## WHAT THE TASK REQUIRES
Reproduce the following lines verbatim, preserving every character, space, and line break.
* Begin *
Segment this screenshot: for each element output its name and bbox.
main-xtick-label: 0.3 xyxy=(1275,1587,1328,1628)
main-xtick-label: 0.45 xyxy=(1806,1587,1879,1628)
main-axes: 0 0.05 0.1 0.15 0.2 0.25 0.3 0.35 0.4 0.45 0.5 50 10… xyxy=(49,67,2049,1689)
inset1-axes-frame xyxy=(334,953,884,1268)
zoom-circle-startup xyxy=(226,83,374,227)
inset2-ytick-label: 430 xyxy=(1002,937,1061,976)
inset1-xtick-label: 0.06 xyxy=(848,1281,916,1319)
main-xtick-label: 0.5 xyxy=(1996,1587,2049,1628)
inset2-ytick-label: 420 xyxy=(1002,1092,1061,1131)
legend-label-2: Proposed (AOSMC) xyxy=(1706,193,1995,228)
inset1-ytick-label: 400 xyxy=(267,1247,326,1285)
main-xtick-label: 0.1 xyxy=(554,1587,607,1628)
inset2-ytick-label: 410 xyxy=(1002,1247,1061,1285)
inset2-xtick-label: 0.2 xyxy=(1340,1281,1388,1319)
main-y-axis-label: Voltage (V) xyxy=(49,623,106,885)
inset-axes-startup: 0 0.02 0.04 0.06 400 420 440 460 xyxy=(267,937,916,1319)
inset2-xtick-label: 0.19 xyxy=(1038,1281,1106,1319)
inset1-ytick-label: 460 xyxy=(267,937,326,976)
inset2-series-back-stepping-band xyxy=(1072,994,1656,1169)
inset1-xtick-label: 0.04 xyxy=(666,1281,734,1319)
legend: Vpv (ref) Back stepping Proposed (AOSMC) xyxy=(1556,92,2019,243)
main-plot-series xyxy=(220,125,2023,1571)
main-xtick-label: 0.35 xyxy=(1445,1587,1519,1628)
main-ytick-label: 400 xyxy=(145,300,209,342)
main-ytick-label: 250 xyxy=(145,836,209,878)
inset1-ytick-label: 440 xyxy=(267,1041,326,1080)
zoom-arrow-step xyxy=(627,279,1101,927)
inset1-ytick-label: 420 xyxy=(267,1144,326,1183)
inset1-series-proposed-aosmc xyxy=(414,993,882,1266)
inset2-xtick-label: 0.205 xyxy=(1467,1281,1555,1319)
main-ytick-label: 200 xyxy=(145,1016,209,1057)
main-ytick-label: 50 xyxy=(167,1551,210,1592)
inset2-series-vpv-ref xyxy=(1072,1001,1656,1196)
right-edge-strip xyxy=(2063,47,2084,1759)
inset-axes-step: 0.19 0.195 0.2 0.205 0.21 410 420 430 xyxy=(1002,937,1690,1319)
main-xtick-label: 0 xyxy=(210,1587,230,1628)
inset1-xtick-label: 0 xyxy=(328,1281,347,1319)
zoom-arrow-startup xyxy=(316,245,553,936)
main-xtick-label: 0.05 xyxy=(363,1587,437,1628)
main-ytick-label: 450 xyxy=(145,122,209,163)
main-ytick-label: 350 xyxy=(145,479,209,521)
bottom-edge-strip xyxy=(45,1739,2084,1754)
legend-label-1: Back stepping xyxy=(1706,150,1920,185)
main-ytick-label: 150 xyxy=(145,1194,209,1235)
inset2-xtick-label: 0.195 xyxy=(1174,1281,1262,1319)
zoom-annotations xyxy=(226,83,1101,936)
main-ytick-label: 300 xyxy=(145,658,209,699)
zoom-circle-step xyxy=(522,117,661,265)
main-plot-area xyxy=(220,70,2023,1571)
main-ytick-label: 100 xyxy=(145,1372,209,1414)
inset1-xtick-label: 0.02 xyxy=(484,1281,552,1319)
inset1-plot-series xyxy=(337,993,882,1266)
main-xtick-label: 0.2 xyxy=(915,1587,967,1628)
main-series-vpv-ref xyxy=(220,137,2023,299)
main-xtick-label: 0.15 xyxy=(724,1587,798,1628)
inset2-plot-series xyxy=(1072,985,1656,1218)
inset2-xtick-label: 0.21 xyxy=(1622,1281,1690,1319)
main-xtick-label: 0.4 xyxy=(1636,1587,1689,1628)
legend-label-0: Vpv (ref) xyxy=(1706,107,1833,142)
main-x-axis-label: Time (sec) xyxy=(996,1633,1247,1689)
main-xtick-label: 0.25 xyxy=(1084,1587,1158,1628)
* End *
## EXERCISE SOLUTION
Segment this screenshot: for each element output its name and bbox.
main-xtick-label: 0.3 xyxy=(1275,1587,1328,1628)
main-xtick-label: 0.45 xyxy=(1806,1587,1879,1628)
main-axes: 0 0.05 0.1 0.15 0.2 0.25 0.3 0.35 0.4 0.45 0.5 50 10… xyxy=(49,67,2049,1689)
inset1-axes-frame xyxy=(334,953,884,1268)
zoom-circle-startup xyxy=(226,83,374,227)
inset2-ytick-label: 430 xyxy=(1002,937,1061,976)
inset1-xtick-label: 0.06 xyxy=(848,1281,916,1319)
main-xtick-label: 0.5 xyxy=(1996,1587,2049,1628)
inset2-ytick-label: 420 xyxy=(1002,1092,1061,1131)
legend-label-2: Proposed (AOSMC) xyxy=(1706,193,1995,228)
inset1-ytick-label: 400 xyxy=(267,1247,326,1285)
main-xtick-label: 0.1 xyxy=(554,1587,607,1628)
inset2-ytick-label: 410 xyxy=(1002,1247,1061,1285)
inset2-xtick-label: 0.2 xyxy=(1340,1281,1388,1319)
main-y-axis-label: Voltage (V) xyxy=(49,623,106,885)
inset-axes-startup: 0 0.02 0.04 0.06 400 420 440 460 xyxy=(267,937,916,1319)
inset2-xtick-label: 0.19 xyxy=(1038,1281,1106,1319)
inset1-ytick-label: 460 xyxy=(267,937,326,976)
inset2-series-back-stepping-band xyxy=(1072,994,1656,1169)
inset1-xtick-label: 0.04 xyxy=(666,1281,734,1319)
legend: Vpv (ref) Back stepping Proposed (AOSMC) xyxy=(1556,92,2019,243)
main-plot-series xyxy=(220,125,2023,1571)
main-xtick-label: 0.35 xyxy=(1445,1587,1519,1628)
main-ytick-label: 400 xyxy=(145,300,209,342)
main-ytick-label: 250 xyxy=(145,836,209,878)
inset1-ytick-label: 440 xyxy=(267,1041,326,1080)
zoom-arrow-step xyxy=(627,279,1101,927)
inset1-ytick-label: 420 xyxy=(267,1144,326,1183)
inset1-series-proposed-aosmc xyxy=(414,993,882,1266)
inset2-xtick-label: 0.205 xyxy=(1467,1281,1555,1319)
main-ytick-label: 200 xyxy=(145,1016,209,1057)
main-ytick-label: 50 xyxy=(167,1551,210,1592)
inset2-series-vpv-ref xyxy=(1072,1001,1656,1196)
right-edge-strip xyxy=(2063,47,2084,1759)
inset-axes-step: 0.19 0.195 0.2 0.205 0.21 410 420 430 xyxy=(1002,937,1690,1319)
main-xtick-label: 0 xyxy=(210,1587,230,1628)
inset1-xtick-label: 0 xyxy=(328,1281,347,1319)
zoom-arrow-startup xyxy=(316,245,553,936)
main-xtick-label: 0.05 xyxy=(363,1587,437,1628)
main-ytick-label: 450 xyxy=(145,122,209,163)
main-ytick-label: 350 xyxy=(145,479,209,521)
bottom-edge-strip xyxy=(45,1739,2084,1754)
legend-label-1: Back stepping xyxy=(1706,150,1920,185)
main-ytick-label: 150 xyxy=(145,1194,209,1235)
inset2-xtick-label: 0.195 xyxy=(1174,1281,1262,1319)
zoom-annotations xyxy=(226,83,1101,936)
main-ytick-label: 300 xyxy=(145,658,209,699)
zoom-circle-step xyxy=(522,117,661,265)
main-plot-area xyxy=(220,70,2023,1571)
main-ytick-label: 100 xyxy=(145,1372,209,1414)
inset1-xtick-label: 0.02 xyxy=(484,1281,552,1319)
inset1-plot-series xyxy=(337,993,882,1266)
main-xtick-label: 0.2 xyxy=(915,1587,967,1628)
main-series-vpv-ref xyxy=(220,137,2023,299)
main-xtick-label: 0.15 xyxy=(724,1587,798,1628)
inset2-plot-series xyxy=(1072,985,1656,1218)
inset2-xtick-label: 0.21 xyxy=(1622,1281,1690,1319)
main-xtick-label: 0.4 xyxy=(1636,1587,1689,1628)
legend-label-0: Vpv (ref) xyxy=(1706,107,1833,142)
main-x-axis-label: Time (sec) xyxy=(996,1633,1247,1689)
main-xtick-label: 0.25 xyxy=(1084,1587,1158,1628)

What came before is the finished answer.